_Provided information_.
---
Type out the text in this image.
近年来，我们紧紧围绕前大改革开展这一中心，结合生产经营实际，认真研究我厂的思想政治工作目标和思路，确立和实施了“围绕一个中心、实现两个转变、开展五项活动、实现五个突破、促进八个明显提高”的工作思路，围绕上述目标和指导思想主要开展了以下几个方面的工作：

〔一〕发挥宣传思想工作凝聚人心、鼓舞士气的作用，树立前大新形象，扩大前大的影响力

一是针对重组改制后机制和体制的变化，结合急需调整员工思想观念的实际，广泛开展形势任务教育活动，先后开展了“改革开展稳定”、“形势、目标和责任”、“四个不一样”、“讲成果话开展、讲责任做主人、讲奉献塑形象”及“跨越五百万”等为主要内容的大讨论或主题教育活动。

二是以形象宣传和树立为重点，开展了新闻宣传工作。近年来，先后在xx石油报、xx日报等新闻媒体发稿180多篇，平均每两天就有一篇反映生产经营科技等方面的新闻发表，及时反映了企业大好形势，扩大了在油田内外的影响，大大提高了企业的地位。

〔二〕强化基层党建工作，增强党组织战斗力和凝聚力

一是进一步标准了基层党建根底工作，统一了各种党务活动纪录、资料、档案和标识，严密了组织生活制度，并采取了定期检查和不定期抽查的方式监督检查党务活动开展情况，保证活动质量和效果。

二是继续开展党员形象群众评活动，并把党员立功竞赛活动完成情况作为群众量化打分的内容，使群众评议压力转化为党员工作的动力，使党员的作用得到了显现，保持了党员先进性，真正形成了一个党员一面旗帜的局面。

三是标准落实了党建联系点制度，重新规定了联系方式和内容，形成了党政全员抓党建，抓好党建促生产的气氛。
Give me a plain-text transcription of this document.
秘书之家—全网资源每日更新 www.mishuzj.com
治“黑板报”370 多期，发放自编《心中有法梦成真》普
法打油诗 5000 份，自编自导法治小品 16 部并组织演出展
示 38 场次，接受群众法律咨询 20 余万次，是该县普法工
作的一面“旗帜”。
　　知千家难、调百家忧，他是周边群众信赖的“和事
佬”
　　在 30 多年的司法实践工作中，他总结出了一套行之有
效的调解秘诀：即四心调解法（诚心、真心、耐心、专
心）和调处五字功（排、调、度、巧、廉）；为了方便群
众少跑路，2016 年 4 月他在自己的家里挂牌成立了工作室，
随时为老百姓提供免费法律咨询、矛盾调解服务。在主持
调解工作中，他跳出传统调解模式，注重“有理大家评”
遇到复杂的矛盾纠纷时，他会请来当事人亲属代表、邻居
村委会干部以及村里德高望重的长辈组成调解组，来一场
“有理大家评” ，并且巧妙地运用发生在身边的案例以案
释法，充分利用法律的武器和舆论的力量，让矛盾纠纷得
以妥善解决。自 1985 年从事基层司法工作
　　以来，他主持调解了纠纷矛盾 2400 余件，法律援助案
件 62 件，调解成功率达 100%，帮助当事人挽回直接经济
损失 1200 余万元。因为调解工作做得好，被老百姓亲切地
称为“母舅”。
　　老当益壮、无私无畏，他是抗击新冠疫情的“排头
---
_Given task_. Return the material in full, exactly as shown.

_Written answer_.
Type out the text in this image.
近年来，我们紧紧围绕前大改革开展这一中心，结合生产经营实际，认真研究我厂的思想政治工作目标和思路，确立和实施了“围绕一个中心、实现两个转变、开展五项活动、实现五个突破、促进八个明显提高”的工作思路，围绕上述目标和指导思想主要开展了以下几个方面的工作：

〔一〕发挥宣传思想工作凝聚人心、鼓舞士气的作用，树立前大新形象，扩大前大的影响力

一是针对重组改制后机制和体制的变化，结合急需调整员工思想观念的实际，广泛开展形势任务教育活动，先后开展了“改革开展稳定”、“形势、目标和责任”、“四个不一样”、“讲成果话开展、讲责任做主人、讲奉献塑形象”及“跨越五百万”等为主要内容的大讨论或主题教育活动。

二是以形象宣传和树立为重点，开展了新闻宣传工作。近年来，先后在xx石油报、xx日报等新闻媒体发稿180多篇，平均每两天就有一篇反映生产经营科技等方面的新闻发表，及时反映了企业大好形势，扩大了在油田内外的影响，大大提高了企业的地位。

〔二〕强化基层党建工作，增强党组织战斗力和凝聚力

一是进一步标准了基层党建根底工作，统一了各种党务活动纪录、资料、档案和标识，严密了组织生活制度，并采取了定期检查和不定期抽查的方式监督检查党务活动开展情况，保证活动质量和效果。

二是继续开展党员形象群众评活动，并把党员立功竞赛活动完成情况作为群众量化打分的内容，使群众评议压力转化为党员工作的动力，使党员的作用得到了显现，保持了党员先进性，真正形成了一个党员一面旗帜的局面。

三是标准落实了党建联系点制度，重新规定了联系方式和内容，形成了党政全员抓党建，抓好党建促生产的气氛。
Give me a plain-text transcription of this document.
秘书之家—全网资源每日更新 www.mishuzj.com
治“黑板报”370 多期，发放自编《心中有法梦成真》普
法打油诗 5000 份，自编自导法治小品 16 部并组织演出展
示 38 场次，接受群众法律咨询 20 余万次，是该县普法工
作的一面“旗帜”。
　　知千家难、调百家忧，他是周边群众信赖的“和事
佬”
　　在 30 多年的司法实践工作中，他总结出了一套行之有
效的调解秘诀：即四心调解法（诚心、真心、耐心、专
心）和调处五字功（排、调、度、巧、廉）；为了方便群
众少跑路，2016 年 4 月他在自己的家里挂牌成立了工作室，
随时为老百姓提供免费法律咨询、矛盾调解服务。在主持
调解工作中，他跳出传统调解模式，注重“有理大家评”
遇到复杂的矛盾纠纷时，他会请来当事人亲属代表、邻居
村委会干部以及村里德高望重的长辈组成调解组，来一场
“有理大家评” ，并且巧妙地运用发生在身边的案例以案
释法，充分利用法律的武器和舆论的力量，让矛盾纠纷得
以妥善解决。自 1985 年从事基层司法工作
　　以来，他主持调解了纠纷矛盾 2400 余件，法律援助案
件 62 件，调解成功率达 100%，帮助当事人挽回直接经济
损失 1200 余万元。因为调解工作做得好，被老百姓亲切地
称为“母舅”。
　　老当益壮、无私无畏，他是抗击新冠疫情的“排头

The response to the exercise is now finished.